DO THIS
All material below is to be reproduced exactly.

Dataset entries on figures
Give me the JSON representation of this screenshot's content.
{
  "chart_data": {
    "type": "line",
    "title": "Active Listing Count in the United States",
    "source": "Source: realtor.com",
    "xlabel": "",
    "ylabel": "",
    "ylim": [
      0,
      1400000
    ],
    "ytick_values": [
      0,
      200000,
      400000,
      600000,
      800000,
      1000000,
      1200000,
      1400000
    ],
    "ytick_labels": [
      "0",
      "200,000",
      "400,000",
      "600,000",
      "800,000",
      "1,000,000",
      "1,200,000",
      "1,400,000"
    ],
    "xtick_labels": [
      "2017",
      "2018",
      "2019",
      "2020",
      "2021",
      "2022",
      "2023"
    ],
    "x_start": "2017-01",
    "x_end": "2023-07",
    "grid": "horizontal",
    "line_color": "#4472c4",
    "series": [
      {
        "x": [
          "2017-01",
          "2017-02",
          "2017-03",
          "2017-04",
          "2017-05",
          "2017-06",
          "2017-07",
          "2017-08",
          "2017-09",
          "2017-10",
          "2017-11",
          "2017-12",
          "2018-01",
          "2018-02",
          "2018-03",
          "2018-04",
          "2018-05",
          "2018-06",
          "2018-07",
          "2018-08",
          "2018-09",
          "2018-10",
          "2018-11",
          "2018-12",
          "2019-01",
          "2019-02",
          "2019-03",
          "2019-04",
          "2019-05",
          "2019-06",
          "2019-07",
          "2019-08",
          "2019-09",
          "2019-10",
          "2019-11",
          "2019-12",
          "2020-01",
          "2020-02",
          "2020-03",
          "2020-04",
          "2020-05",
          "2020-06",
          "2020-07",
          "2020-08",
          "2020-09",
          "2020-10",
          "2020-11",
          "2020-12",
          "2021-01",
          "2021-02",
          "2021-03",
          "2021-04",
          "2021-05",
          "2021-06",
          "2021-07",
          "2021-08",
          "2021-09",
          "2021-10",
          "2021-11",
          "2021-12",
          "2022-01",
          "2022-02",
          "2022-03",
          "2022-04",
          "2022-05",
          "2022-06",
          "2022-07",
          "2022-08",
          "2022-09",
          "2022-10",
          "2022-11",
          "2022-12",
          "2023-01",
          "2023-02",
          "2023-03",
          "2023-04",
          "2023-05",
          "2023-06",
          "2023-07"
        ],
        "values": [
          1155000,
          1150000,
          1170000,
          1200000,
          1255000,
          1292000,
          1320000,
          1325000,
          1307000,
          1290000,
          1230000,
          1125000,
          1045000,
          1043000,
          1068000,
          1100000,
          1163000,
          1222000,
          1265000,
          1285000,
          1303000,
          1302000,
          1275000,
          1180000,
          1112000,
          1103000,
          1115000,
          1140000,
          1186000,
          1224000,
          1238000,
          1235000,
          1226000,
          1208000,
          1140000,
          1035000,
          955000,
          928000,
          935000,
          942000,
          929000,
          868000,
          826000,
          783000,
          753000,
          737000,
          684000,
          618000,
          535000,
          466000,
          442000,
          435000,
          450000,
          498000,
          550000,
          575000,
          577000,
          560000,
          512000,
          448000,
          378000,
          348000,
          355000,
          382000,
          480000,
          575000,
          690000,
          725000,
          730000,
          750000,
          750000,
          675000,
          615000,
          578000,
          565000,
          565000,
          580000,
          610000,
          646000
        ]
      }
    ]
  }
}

TASK RESULT
Give me the JSON representation of this screenshot's content.
{
  "chart_data": {
    "type": "line",
    "title": "Active Listing Count in the United States",
    "source": "Source: realtor.com",
    "xlabel": "",
    "ylabel": "",
    "ylim": [
      0,
      1400000
    ],
    "ytick_values": [
      0,
      200000,
      400000,
      600000,
      800000,
      1000000,
      1200000,
      1400000
    ],
    "ytick_labels": [
      "0",
      "200,000",
      "400,000",
      "600,000",
      "800,000",
      "1,000,000",
      "1,200,000",
      "1,400,000"
    ],
    "xtick_labels": [
      "2017",
      "2018",
      "2019",
      "2020",
      "2021",
      "2022",
      "2023"
    ],
    "x_start": "2017-01",
    "x_end": "2023-07",
    "grid": "horizontal",
    "line_color": "#4472c4",
    "series": [
      {
        "x": [
          "2017-01",
          "2017-02",
          "2017-03",
          "2017-04",
          "2017-05",
          "2017-06",
          "2017-07",
          "2017-08",
          "2017-09",
          "2017-10",
          "2017-11",
          "2017-12",
          "2018-01",
          "2018-02",
          "2018-03",
          "2018-04",
          "2018-05",
          "2018-06",
          "2018-07",
          "2018-08",
          "2018-09",
          "2018-10",
          "2018-11",
          "2018-12",
          "2019-01",
          "2019-02",
          "2019-03",
          "2019-04",
          "2019-05",
          "2019-06",
          "2019-07",
          "2019-08",
          "2019-09",
          "2019-10",
          "2019-11",
          "2019-12",
          "2020-01",
          "2020-02",
          "2020-03",
          "2020-04",
          "2020-05",
          "2020-06",
          "2020-07",
          "2020-08",
          "2020-09",
          "2020-10",
          "2020-11",
          "2020-12",
          "2021-01",
          "2021-02",
          "2021-03",
          "2021-04",
          "2021-05",
          "2021-06",
          "2021-07",
          "2021-08",
          "2021-09",
          "2021-10",
          "2021-11",
          "2021-12",
          "2022-01",
          "2022-02",
          "2022-03",
          "2022-04",
          "2022-05",
          "2022-06",
          "2022-07",
          "2022-08",
          "2022-09",
          "2022-10",
          "2022-11",
          "2022-12",
          "2023-01",
          "2023-02",
          "2023-03",
          "2023-04",
          "2023-05",
          "2023-06",
          "2023-07"
        ],
        "values": [
          1155000,
          1150000,
          1170000,
          1200000,
          1255000,
          1292000,
          1320000,
          1325000,
          1307000,
          1290000,
          1230000,
          1125000,
          1045000,
          1043000,
          1068000,
          1100000,
          1163000,
          1222000,
          1265000,
          1285000,
          1303000,
          1302000,
          1275000,
          1180000,
          1112000,
          1103000,
          1115000,
          1140000,
          1186000,
          1224000,
          1238000,
          1235000,
          1226000,
          1208000,
          1140000,
          1035000,
          955000,
          928000,
          935000,
          942000,
          929000,
          868000,
          826000,
          783000,
          753000,
          737000,
          684000,
          618000,
          535000,
          466000,
          442000,
          435000,
          450000,
          498000,
          550000,
          575000,
          577000,
          560000,
          512000,
          448000,
          378000,
          348000,
          355000,
          382000,
          480000,
          575000,
          690000,
          725000,
          730000,
          750000,
          750000,
          675000,
          615000,
          578000,
          565000,
          565000,
          580000,
          610000,
          646000
        ]
      }
    ]
  }
}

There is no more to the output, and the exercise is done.